------ Records for the exercise ------

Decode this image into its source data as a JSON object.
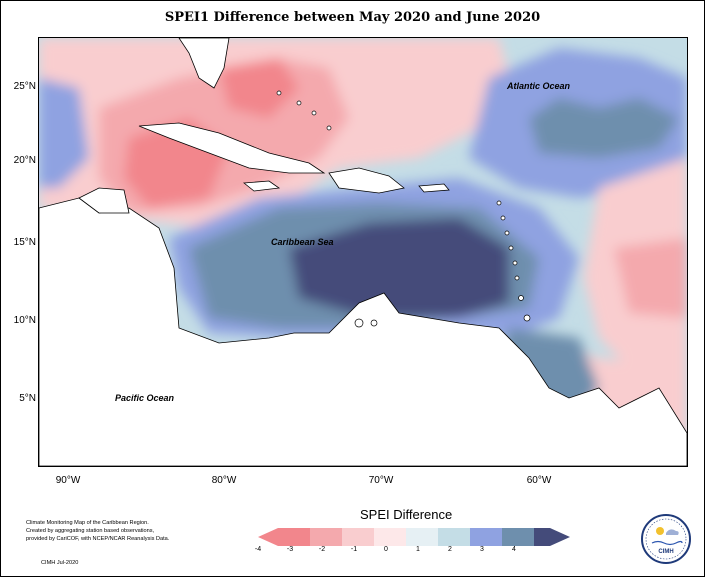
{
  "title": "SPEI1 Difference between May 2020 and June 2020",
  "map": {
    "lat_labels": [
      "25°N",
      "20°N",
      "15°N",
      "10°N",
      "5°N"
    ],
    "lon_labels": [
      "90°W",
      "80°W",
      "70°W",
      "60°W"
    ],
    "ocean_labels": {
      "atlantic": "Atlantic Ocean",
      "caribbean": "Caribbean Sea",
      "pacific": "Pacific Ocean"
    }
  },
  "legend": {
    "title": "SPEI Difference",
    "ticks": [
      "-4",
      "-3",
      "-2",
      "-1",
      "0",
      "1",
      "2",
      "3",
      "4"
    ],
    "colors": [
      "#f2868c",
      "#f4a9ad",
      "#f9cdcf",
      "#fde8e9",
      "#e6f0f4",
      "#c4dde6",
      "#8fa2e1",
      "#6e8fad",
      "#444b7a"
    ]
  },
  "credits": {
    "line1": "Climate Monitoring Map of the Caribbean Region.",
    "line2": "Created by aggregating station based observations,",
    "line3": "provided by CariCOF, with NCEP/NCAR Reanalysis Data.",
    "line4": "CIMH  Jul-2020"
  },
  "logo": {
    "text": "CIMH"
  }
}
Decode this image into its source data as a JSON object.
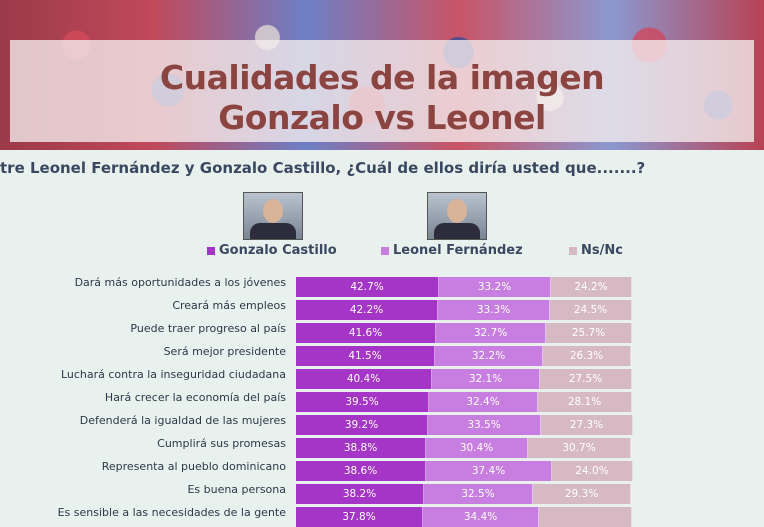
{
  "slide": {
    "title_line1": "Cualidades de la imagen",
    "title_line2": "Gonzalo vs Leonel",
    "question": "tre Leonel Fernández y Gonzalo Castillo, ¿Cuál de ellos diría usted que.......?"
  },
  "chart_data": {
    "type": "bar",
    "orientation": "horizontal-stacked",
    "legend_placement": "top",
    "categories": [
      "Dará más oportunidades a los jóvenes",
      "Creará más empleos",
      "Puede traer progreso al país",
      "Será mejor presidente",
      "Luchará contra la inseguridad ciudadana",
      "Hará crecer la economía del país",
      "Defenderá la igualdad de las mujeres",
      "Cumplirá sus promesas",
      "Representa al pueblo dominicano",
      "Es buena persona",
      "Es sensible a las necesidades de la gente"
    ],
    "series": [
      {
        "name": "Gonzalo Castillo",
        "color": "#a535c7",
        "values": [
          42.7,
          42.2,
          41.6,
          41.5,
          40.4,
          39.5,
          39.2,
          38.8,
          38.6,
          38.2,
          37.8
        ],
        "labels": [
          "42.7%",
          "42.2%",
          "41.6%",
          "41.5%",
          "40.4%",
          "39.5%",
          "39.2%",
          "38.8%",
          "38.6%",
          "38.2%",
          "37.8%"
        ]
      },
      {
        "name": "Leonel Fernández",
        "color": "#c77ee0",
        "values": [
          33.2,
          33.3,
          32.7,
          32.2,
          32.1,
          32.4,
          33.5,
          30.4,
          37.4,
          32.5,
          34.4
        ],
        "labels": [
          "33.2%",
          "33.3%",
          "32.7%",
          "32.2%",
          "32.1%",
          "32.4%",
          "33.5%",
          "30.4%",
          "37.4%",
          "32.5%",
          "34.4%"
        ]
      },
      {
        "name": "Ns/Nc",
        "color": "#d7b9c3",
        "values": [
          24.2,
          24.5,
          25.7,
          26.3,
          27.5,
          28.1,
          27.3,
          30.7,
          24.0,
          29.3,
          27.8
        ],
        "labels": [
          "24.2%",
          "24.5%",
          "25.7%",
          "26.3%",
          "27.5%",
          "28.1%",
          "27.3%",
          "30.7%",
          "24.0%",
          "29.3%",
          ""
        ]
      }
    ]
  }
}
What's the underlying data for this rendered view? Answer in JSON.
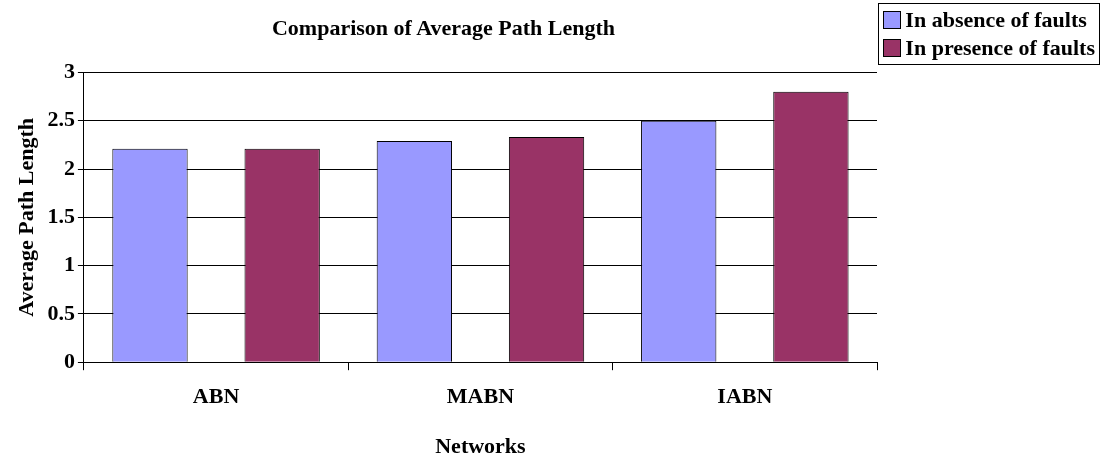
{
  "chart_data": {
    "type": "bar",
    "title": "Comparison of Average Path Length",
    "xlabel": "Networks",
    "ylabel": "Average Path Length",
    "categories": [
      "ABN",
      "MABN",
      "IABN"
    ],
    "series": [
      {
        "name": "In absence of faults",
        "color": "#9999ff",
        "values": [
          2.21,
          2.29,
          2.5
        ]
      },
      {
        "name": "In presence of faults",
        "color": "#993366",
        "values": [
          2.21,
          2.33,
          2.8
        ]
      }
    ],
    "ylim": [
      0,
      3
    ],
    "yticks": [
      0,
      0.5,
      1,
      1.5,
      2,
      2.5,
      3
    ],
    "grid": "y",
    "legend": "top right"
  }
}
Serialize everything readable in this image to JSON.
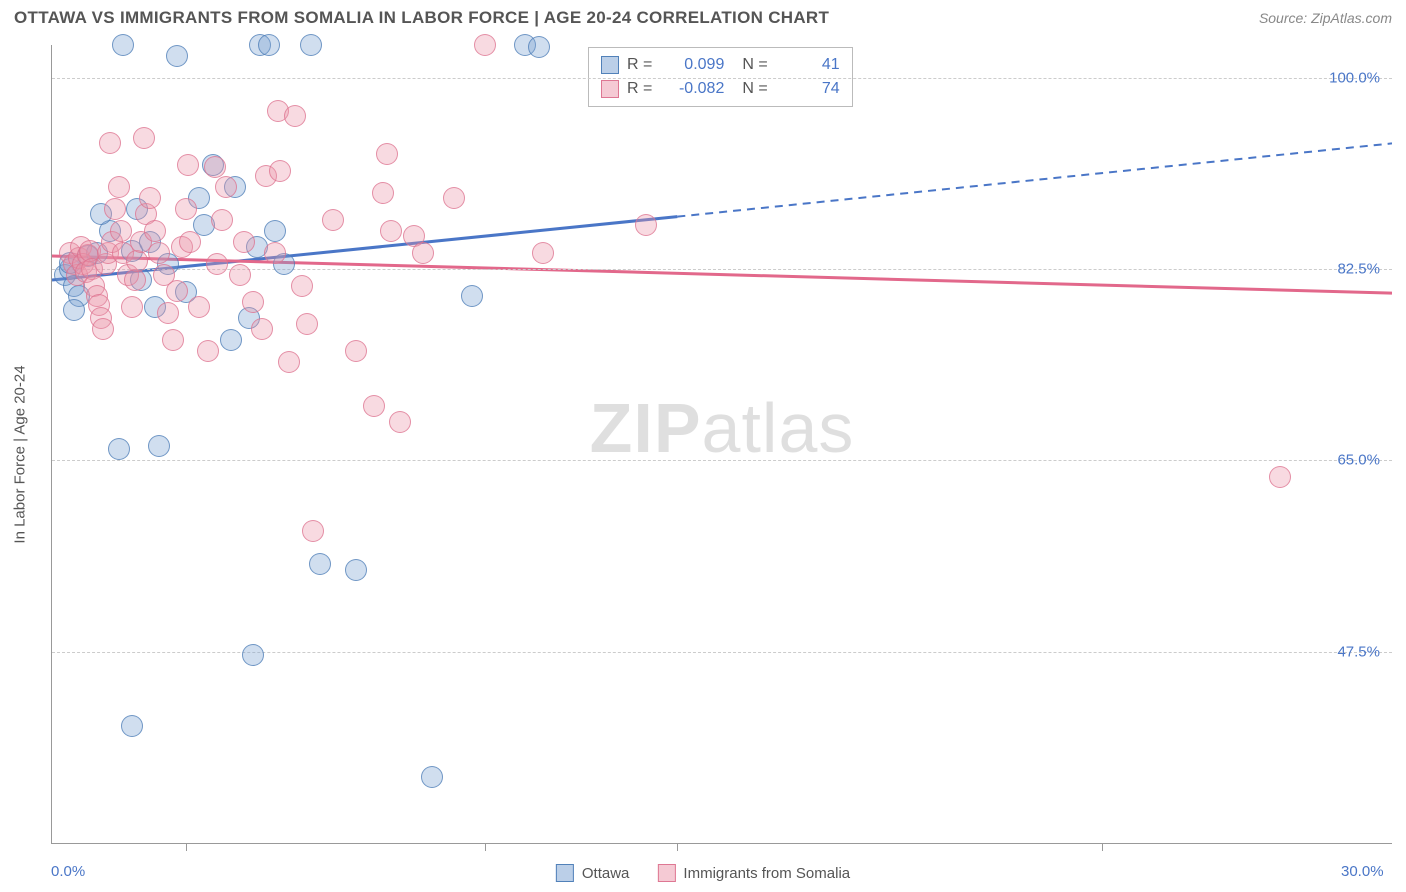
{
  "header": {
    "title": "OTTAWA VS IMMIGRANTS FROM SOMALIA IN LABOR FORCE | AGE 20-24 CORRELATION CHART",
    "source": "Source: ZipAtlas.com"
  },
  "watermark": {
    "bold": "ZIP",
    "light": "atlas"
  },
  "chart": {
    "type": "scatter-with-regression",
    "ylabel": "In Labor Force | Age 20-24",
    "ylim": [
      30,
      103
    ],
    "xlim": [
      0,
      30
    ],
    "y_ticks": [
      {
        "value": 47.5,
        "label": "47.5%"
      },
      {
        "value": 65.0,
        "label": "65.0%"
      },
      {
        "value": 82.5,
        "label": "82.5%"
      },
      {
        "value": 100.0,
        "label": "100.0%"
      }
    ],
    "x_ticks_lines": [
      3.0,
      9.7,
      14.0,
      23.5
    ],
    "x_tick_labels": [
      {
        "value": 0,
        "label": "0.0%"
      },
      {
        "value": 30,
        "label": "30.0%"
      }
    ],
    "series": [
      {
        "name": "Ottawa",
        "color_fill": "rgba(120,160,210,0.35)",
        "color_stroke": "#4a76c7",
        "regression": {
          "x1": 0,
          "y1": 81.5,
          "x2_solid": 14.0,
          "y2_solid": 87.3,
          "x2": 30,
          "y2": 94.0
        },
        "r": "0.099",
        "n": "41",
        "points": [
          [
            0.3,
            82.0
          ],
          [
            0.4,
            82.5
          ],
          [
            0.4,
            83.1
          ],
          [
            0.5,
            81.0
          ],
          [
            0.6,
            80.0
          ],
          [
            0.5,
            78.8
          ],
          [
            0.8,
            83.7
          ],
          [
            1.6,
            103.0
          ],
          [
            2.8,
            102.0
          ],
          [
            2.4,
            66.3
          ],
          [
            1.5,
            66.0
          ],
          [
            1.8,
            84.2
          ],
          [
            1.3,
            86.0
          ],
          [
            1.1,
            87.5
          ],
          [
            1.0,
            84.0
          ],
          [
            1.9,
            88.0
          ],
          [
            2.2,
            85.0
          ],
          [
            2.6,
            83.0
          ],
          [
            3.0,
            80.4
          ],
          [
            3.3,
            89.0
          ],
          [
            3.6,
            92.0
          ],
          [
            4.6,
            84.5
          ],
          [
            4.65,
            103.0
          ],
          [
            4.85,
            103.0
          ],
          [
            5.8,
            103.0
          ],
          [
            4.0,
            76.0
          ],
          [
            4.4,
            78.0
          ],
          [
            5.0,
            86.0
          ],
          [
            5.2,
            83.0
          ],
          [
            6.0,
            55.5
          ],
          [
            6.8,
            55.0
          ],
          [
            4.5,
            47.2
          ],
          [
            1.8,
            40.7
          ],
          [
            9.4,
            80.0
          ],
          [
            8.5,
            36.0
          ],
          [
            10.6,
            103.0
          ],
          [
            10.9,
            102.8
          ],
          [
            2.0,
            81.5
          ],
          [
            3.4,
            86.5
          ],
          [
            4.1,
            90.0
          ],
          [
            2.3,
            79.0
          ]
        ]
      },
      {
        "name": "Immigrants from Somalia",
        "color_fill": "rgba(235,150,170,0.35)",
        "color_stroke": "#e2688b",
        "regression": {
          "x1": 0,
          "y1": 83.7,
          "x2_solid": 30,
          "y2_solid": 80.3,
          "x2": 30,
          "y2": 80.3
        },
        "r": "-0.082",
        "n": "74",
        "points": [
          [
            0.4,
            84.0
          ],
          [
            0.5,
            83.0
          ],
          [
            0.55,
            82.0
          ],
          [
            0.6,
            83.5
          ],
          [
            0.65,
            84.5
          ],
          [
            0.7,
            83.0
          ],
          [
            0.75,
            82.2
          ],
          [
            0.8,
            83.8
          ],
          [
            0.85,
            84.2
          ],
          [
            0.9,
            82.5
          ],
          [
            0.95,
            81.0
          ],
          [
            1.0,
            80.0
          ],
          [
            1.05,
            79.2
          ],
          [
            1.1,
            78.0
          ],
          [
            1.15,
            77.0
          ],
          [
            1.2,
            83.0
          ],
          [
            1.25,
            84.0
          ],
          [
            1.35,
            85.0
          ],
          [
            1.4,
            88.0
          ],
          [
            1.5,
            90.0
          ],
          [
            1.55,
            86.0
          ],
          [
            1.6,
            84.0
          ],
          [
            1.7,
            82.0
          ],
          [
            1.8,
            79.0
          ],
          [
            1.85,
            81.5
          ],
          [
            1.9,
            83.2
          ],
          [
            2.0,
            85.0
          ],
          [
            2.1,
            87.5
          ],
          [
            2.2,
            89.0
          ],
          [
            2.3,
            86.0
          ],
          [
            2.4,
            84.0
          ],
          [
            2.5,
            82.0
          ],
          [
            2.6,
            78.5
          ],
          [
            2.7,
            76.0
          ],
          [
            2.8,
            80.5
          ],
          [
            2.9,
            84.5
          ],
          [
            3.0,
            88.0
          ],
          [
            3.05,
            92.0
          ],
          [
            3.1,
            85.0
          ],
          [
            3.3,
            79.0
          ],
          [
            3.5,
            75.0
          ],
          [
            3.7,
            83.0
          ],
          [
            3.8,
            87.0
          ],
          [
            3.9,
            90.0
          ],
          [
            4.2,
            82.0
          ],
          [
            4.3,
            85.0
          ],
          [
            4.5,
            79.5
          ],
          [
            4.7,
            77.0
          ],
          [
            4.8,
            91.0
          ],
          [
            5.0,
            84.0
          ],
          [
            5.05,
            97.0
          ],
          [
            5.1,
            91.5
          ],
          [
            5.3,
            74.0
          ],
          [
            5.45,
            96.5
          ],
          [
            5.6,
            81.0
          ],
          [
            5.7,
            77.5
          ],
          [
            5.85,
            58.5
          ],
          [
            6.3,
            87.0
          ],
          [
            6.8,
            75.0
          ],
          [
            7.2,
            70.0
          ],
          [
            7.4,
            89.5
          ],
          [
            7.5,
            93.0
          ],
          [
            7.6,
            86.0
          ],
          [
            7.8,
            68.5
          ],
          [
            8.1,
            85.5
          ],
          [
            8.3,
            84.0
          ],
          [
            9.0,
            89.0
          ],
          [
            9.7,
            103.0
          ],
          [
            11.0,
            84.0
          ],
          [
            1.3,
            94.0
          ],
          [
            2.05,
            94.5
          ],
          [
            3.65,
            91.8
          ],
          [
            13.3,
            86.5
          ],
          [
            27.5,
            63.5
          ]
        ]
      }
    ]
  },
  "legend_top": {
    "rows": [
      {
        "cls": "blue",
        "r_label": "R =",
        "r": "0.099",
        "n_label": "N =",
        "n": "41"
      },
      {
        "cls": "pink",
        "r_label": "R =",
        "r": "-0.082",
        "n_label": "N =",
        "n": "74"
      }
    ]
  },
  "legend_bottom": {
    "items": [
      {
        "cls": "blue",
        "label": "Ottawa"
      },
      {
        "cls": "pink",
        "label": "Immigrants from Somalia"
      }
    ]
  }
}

------

**Set problem**:
Copy each line above where the string "ylabel" occurs.

**Output of the exercise**:
    "ylabel": "Average Path Length",
    "ylabel": "In Labor Force | Age 20-24",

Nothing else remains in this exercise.